◆ LIST OF TASKS ◆
**a)** According to the eyecite-ts page, what is the library's approximate size?
**b)** Rewrite the eyecite-ts page from "CI codecov npm" down to "browser-compatible, ~20 KB brotli.", putting "legal filings" in place of "legal documents".

◆ SELECTED TEXT ◆
# # #

Skip to content

medelman17/eyecite-ts

Repository files navigation

eyecite-ts

CI codecov npm version npm bundle size License: MIT Node.js TypeScript Zero Dependencies

TypeScript legal citation extraction — a port of Python eyecite with extended capabilities.

Extract structured data from legal citations in court opinions, briefs, and legal documents. A citation like 500 F.2d 123 (9th Cir. 2020) encodes a volume (500), reporter (Federal Reporter, 2nd Series), page (123), court (Ninth Circuit), and year. This library parses all of that into typed objects, resolves short-form references like "Id." back to their antecedents, and can annotate the original text with HTML markup. Zero runtime dependencies, browser-compatible, ~20 KB brotli.

Installation

npm install eyecite-ts

Quick Start

A complete extract → resolve → annotate workflow:

import { extractCitations } from "eyecite-ts"
import { annotate } from "eyecite-ts/annotate"

const text = `In Smith v. Jones, 500 F.2d 123 (9th Cir. 2020), the court
applied 42 U.S.C. § 1983. Id. at 130. See also 123 Harv. L. Rev. 456 (2019).`

// Step 1: Extract and resolve in one call
const citations = extractCitations(text, { resolve: true })

# # #

◆ DATA SEGMENT ◆
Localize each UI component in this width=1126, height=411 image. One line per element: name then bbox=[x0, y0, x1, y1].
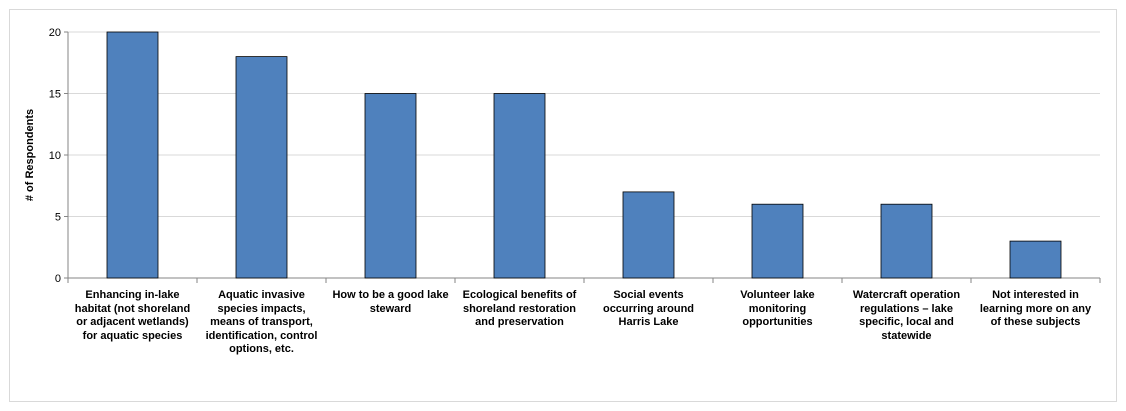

# # #

◆ ANSWERS GIVEN ◆
**a)** About 20 KB brotli.

**b)**
CI codecov npm version npm bundle size License: MIT Node.js TypeScript Zero Dependencies

TypeScript legal citation extraction — a port of Python eyecite with extended capabilities.

Extract structured data from legal citations in court opinions, briefs, and legal filings. A citation like 500 F.2d 123 (9th Cir. 2020) encodes a volume (500), reporter (Federal Reporter, 2nd Series), page (123), court (Ninth Circuit), and year. This library parses all of that into typed objects, resolves short-form references like "Id." back to their antecedents, and can annotate the original text with HTML markup. Zero runtime dependencies, browser-compatible, ~20 KB brotli.